WHAT IS ASKED>
Locate every line in the records below that contains the word "central" with the same capitalization, and copy each of those lines.

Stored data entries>

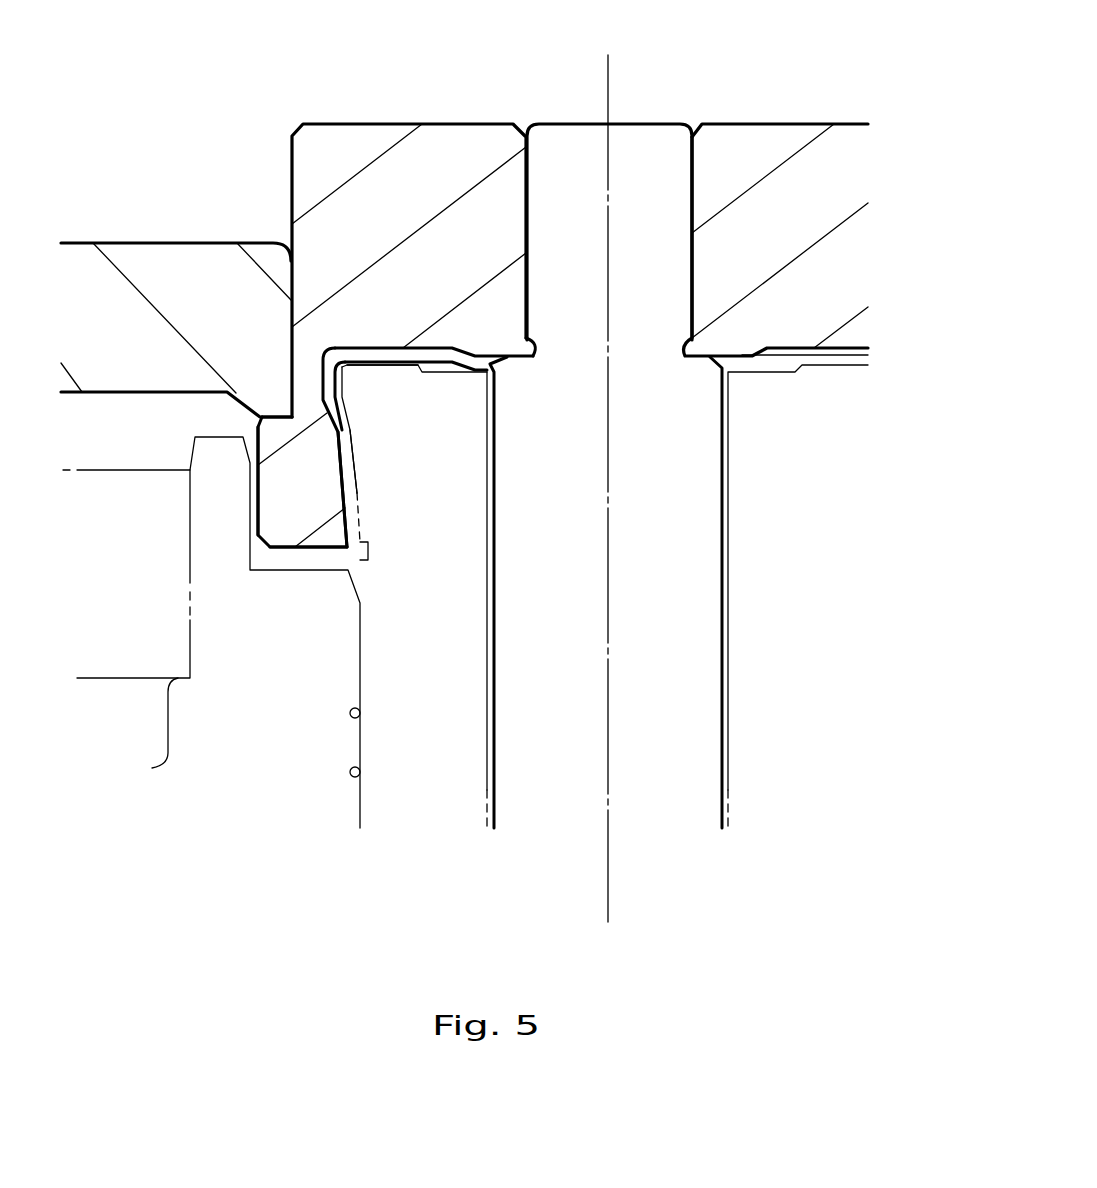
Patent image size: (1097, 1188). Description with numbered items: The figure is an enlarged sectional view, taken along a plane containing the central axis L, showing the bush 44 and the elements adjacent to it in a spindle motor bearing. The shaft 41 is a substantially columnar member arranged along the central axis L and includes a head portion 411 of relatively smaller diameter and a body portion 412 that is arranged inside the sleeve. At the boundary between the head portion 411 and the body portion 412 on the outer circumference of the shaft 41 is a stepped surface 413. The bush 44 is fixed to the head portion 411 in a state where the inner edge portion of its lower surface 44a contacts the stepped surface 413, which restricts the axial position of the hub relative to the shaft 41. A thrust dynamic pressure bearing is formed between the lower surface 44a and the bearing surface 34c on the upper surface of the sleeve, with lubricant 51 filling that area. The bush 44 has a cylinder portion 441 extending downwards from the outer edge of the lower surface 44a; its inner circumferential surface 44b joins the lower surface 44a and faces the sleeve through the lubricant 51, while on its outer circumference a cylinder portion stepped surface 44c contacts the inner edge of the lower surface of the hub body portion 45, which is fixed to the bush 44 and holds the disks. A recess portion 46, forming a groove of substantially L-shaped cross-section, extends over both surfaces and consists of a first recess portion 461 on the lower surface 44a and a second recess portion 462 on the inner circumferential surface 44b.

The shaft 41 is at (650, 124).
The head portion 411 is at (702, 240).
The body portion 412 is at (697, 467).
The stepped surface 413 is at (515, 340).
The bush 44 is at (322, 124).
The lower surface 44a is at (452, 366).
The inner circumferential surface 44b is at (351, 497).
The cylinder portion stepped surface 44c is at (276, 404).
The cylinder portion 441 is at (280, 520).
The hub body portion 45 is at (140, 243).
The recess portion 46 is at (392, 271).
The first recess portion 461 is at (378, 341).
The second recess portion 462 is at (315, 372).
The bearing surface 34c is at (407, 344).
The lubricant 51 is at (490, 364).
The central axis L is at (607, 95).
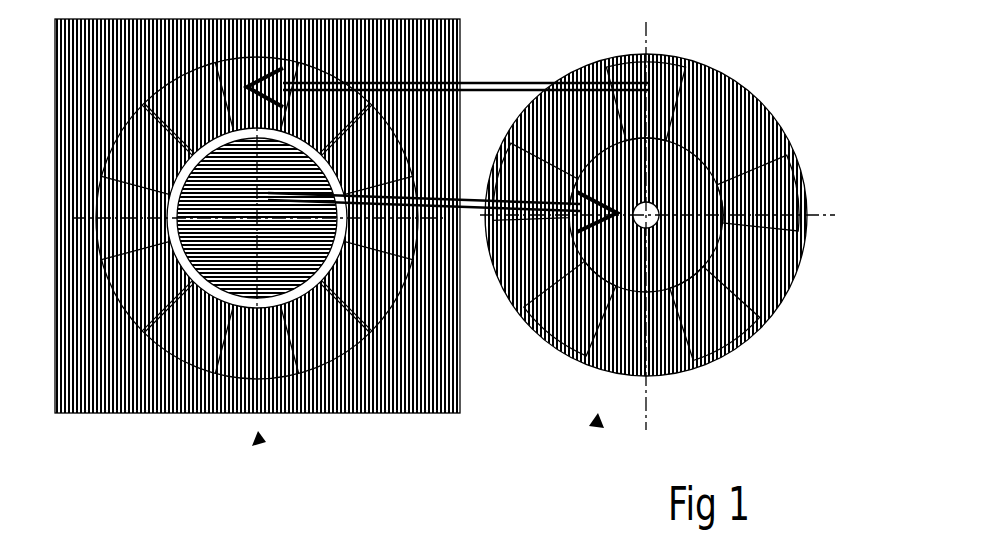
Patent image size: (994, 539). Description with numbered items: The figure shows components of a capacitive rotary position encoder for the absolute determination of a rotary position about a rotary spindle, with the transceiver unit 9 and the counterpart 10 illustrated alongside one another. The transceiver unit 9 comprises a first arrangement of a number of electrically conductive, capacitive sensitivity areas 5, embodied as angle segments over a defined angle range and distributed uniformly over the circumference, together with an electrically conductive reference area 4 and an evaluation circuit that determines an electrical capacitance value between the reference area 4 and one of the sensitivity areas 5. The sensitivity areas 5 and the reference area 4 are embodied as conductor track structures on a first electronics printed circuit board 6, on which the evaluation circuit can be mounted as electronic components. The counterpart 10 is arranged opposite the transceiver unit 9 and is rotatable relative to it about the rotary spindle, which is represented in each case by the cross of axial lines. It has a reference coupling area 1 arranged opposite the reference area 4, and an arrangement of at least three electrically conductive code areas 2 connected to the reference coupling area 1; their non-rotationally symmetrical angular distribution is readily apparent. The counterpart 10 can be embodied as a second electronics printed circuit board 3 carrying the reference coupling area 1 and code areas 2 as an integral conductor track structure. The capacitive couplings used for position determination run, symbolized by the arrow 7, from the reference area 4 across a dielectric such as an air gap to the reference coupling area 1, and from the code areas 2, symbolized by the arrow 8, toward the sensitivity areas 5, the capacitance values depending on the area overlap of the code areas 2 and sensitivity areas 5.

WRITTEN ANSWER>
Patent image size: (1097, 1188). Description with numbered items: The figure is an enlarged sectional view, taken along a plane containing the central axis L, showing the bush 44 and the elements adjacent to it in a spindle motor bearing. The shaft 41 is a substantially columnar member arranged along the central axis L and includes a head portion 411 of relatively smaller diameter and a body portion 412 that is arranged inside the sleeve. At the boundary between the head portion 411 and the body portion 412 on the outer circumference of the shaft 41 is a stepped surface 413. The bush 44 is fixed to the head portion 411 in a state where the inner edge portion of its lower surface 44a contacts the stepped surface 413, which restricts the axial position of the hub relative to the shaft 41. A thrust dynamic pressure bearing is formed between the lower surface 44a and the bearing surface 34c on the upper surface of the sleeve, with lubricant 51 filling that area. The bush 44 has a cylinder portion 441 extending downwards from the outer edge of the lower surface 44a; its inner circumferential surface 44b joins the lower surface 44a and faces the sleeve through the lubricant 51, while on its outer circumference a cylinder portion stepped surface 44c contacts the inner edge of the lower surface of the hub body portion 45, which is fixed to the bush 44 and holds the disks. A recess portion 46, forming a groove of substantially L-shaped cross-section, extends over both surfaces and consists of a first recess portion 461 on the lower surface 44a and a second recess portion 462 on the inner circumferential surface 44b.
The central axis L is at (607, 95).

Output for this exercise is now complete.